WHAT THE TASK REQUIRES → Copy the data that follows, character for character, minus the pictures.

RECORD SET →
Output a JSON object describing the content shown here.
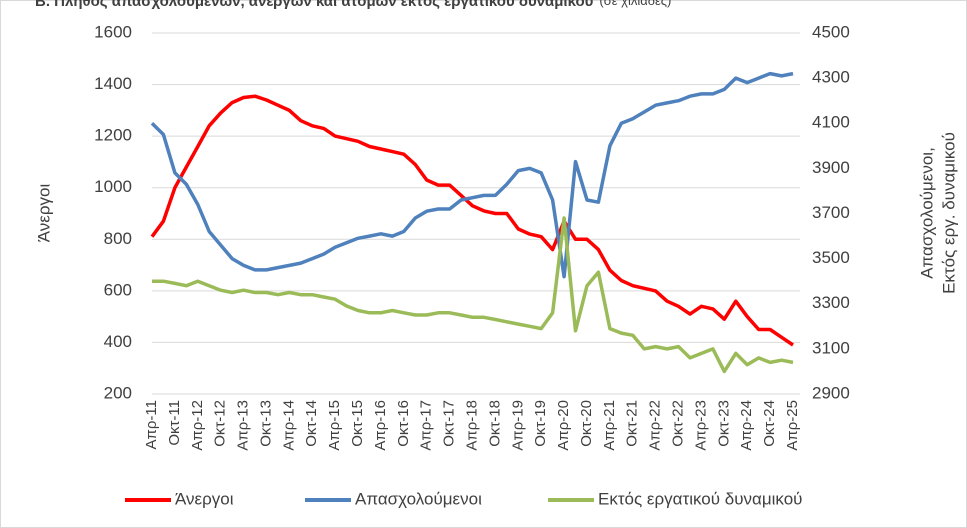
{
  "chart_data": {
    "type": "line",
    "title": "Β. Πλήθος απασχολούμενων, ανέργων και ατόμων εκτός εργατικού δυναμικού",
    "subtitle": "(σε χιλιάδες)",
    "y_label": "Άνεργοι",
    "y2_label": [
      "Απασχολούμενοι,",
      "Εκτός εργ. δυναμικού"
    ],
    "categories": [
      "Απρ-11",
      null,
      "Οκτ-11",
      null,
      "Απρ-12",
      null,
      "Οκτ-12",
      null,
      "Απρ-13",
      null,
      "Οκτ-13",
      null,
      "Απρ-14",
      null,
      "Οκτ-14",
      null,
      "Απρ-15",
      null,
      "Οκτ-15",
      null,
      "Απρ-16",
      null,
      "Οκτ-16",
      null,
      "Απρ-17",
      null,
      "Οκτ-17",
      null,
      "Απρ-18",
      null,
      "Οκτ-18",
      null,
      "Απρ-19",
      null,
      "Οκτ-19",
      null,
      "Απρ-20",
      null,
      "Οκτ-20",
      null,
      "Απρ-21",
      null,
      "Οκτ-21",
      null,
      "Απρ-22",
      null,
      "Οκτ-22",
      null,
      "Απρ-23",
      null,
      "Οκτ-23",
      null,
      "Απρ-24",
      null,
      "Οκτ-24",
      null,
      "Απρ-25"
    ],
    "series": [
      {
        "name": "Άνεργοι",
        "color": "#ff0000",
        "values": [
          810,
          870,
          1000,
          1080,
          1160,
          1240,
          1290,
          1330,
          1350,
          1355,
          1340,
          1320,
          1300,
          1260,
          1240,
          1230,
          1200,
          1190,
          1180,
          1160,
          1150,
          1140,
          1130,
          1090,
          1030,
          1010,
          1010,
          970,
          930,
          910,
          900,
          900,
          840,
          820,
          810,
          760,
          870,
          800,
          800,
          760,
          680,
          640,
          620,
          610,
          600,
          560,
          540,
          510,
          540,
          530,
          490,
          560,
          500,
          450,
          450,
          420,
          390
        ]
      },
      {
        "name": "Απασχολούμενοι",
        "color": "#4f81bd",
        "axis": "y2",
        "values": [
          4100,
          4050,
          3880,
          3830,
          3740,
          3620,
          3560,
          3500,
          3470,
          3450,
          3450,
          3460,
          3470,
          3480,
          3500,
          3520,
          3550,
          3570,
          3590,
          3600,
          3610,
          3600,
          3620,
          3680,
          3710,
          3720,
          3720,
          3760,
          3770,
          3780,
          3780,
          3830,
          3890,
          3900,
          3880,
          3760,
          3420,
          3930,
          3760,
          3750,
          4000,
          4100,
          4120,
          4150,
          4180,
          4190,
          4200,
          4220,
          4230,
          4230,
          4250,
          4300,
          4280,
          4300,
          4320,
          4310,
          4320
        ]
      },
      {
        "name": "Εκτός εργατικού δυναμικού",
        "color": "#9bbb59",
        "axis": "y2",
        "values": [
          3400,
          3400,
          3390,
          3380,
          3400,
          3380,
          3360,
          3350,
          3360,
          3350,
          3350,
          3340,
          3350,
          3340,
          3340,
          3330,
          3320,
          3290,
          3270,
          3260,
          3260,
          3270,
          3260,
          3250,
          3250,
          3260,
          3260,
          3250,
          3240,
          3240,
          3230,
          3220,
          3210,
          3200,
          3190,
          3260,
          3680,
          3180,
          3380,
          3440,
          3190,
          3170,
          3160,
          3100,
          3110,
          3100,
          3110,
          3060,
          3080,
          3100,
          3000,
          3080,
          3030,
          3060,
          3040,
          3050,
          3040
        ]
      }
    ],
    "ylim": [
      200,
      1600
    ],
    "yticks": [
      200,
      400,
      600,
      800,
      1000,
      1200,
      1400,
      1600
    ],
    "y2lim": [
      2900,
      4500
    ],
    "y2ticks": [
      2900,
      3100,
      3300,
      3500,
      3700,
      3900,
      4100,
      4300,
      4500
    ],
    "grid": true,
    "legend": "bottom"
  }
}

ANSWER TO THE EXERCISE →
Output a JSON object describing the content shown here.
{
  "chart_data": {
    "type": "line",
    "title": "Β. Πλήθος απασχολούμενων, ανέργων και ατόμων εκτός εργατικού δυναμικού",
    "subtitle": "(σε χιλιάδες)",
    "y_label": "Άνεργοι",
    "y2_label": [
      "Απασχολούμενοι,",
      "Εκτός εργ. δυναμικού"
    ],
    "categories": [
      "Απρ-11",
      null,
      "Οκτ-11",
      null,
      "Απρ-12",
      null,
      "Οκτ-12",
      null,
      "Απρ-13",
      null,
      "Οκτ-13",
      null,
      "Απρ-14",
      null,
      "Οκτ-14",
      null,
      "Απρ-15",
      null,
      "Οκτ-15",
      null,
      "Απρ-16",
      null,
      "Οκτ-16",
      null,
      "Απρ-17",
      null,
      "Οκτ-17",
      null,
      "Απρ-18",
      null,
      "Οκτ-18",
      null,
      "Απρ-19",
      null,
      "Οκτ-19",
      null,
      "Απρ-20",
      null,
      "Οκτ-20",
      null,
      "Απρ-21",
      null,
      "Οκτ-21",
      null,
      "Απρ-22",
      null,
      "Οκτ-22",
      null,
      "Απρ-23",
      null,
      "Οκτ-23",
      null,
      "Απρ-24",
      null,
      "Οκτ-24",
      null,
      "Απρ-25"
    ],
    "series": [
      {
        "name": "Άνεργοι",
        "color": "#ff0000",
        "values": [
          810,
          870,
          1000,
          1080,
          1160,
          1240,
          1290,
          1330,
          1350,
          1355,
          1340,
          1320,
          1300,
          1260,
          1240,
          1230,
          1200,
          1190,
          1180,
          1160,
          1150,
          1140,
          1130,
          1090,
          1030,
          1010,
          1010,
          970,
          930,
          910,
          900,
          900,
          840,
          820,
          810,
          760,
          870,
          800,
          800,
          760,
          680,
          640,
          620,
          610,
          600,
          560,
          540,
          510,
          540,
          530,
          490,
          560,
          500,
          450,
          450,
          420,
          390
        ]
      },
      {
        "name": "Απασχολούμενοι",
        "color": "#4f81bd",
        "axis": "y2",
        "values": [
          4100,
          4050,
          3880,
          3830,
          3740,
          3620,
          3560,
          3500,
          3470,
          3450,
          3450,
          3460,
          3470,
          3480,
          3500,
          3520,
          3550,
          3570,
          3590,
          3600,
          3610,
          3600,
          3620,
          3680,
          3710,
          3720,
          3720,
          3760,
          3770,
          3780,
          3780,
          3830,
          3890,
          3900,
          3880,
          3760,
          3420,
          3930,
          3760,
          3750,
          4000,
          4100,
          4120,
          4150,
          4180,
          4190,
          4200,
          4220,
          4230,
          4230,
          4250,
          4300,
          4280,
          4300,
          4320,
          4310,
          4320
        ]
      },
      {
        "name": "Εκτός εργατικού δυναμικού",
        "color": "#9bbb59",
        "axis": "y2",
        "values": [
          3400,
          3400,
          3390,
          3380,
          3400,
          3380,
          3360,
          3350,
          3360,
          3350,
          3350,
          3340,
          3350,
          3340,
          3340,
          3330,
          3320,
          3290,
          3270,
          3260,
          3260,
          3270,
          3260,
          3250,
          3250,
          3260,
          3260,
          3250,
          3240,
          3240,
          3230,
          3220,
          3210,
          3200,
          3190,
          3260,
          3680,
          3180,
          3380,
          3440,
          3190,
          3170,
          3160,
          3100,
          3110,
          3100,
          3110,
          3060,
          3080,
          3100,
          3000,
          3080,
          3030,
          3060,
          3040,
          3050,
          3040
        ]
      }
    ],
    "ylim": [
      200,
      1600
    ],
    "yticks": [
      200,
      400,
      600,
      800,
      1000,
      1200,
      1400,
      1600
    ],
    "y2lim": [
      2900,
      4500
    ],
    "y2ticks": [
      2900,
      3100,
      3300,
      3500,
      3700,
      3900,
      4100,
      4300,
      4500
    ],
    "grid": true,
    "legend": "bottom"
  }
}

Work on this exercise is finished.